• Material:
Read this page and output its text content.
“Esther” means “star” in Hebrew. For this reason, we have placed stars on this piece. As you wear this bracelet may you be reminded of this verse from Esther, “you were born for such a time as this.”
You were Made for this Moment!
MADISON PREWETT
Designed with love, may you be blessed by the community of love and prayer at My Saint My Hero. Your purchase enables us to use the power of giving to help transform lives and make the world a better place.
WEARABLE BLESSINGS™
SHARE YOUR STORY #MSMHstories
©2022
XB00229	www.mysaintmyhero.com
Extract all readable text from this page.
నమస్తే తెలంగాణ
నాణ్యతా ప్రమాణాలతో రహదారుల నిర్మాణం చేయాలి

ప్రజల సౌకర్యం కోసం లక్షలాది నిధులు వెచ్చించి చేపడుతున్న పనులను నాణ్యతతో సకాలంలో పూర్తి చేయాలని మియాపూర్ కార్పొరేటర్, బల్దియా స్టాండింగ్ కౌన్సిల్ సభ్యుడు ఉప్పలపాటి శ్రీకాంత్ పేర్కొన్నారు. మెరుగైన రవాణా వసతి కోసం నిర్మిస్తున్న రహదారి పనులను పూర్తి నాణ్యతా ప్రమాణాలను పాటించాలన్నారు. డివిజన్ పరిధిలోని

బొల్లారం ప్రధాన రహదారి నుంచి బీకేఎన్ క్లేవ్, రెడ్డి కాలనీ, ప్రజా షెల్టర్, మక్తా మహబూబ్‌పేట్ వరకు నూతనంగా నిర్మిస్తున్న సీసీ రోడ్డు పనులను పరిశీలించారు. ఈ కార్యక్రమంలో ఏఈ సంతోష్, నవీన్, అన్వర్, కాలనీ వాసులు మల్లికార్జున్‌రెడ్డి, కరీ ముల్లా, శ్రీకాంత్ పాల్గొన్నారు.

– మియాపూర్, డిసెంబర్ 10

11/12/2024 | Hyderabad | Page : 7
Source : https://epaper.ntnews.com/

• Your objective: Extract every line above that contains the word "from".

• Result:
“Esther” means “star” in Hebrew. For this reason, we have placed stars on this piece. As you wear this bracelet may you be reminded of this verse from Esther, “you were born for such a time as this.”
Extract all readable text from this page.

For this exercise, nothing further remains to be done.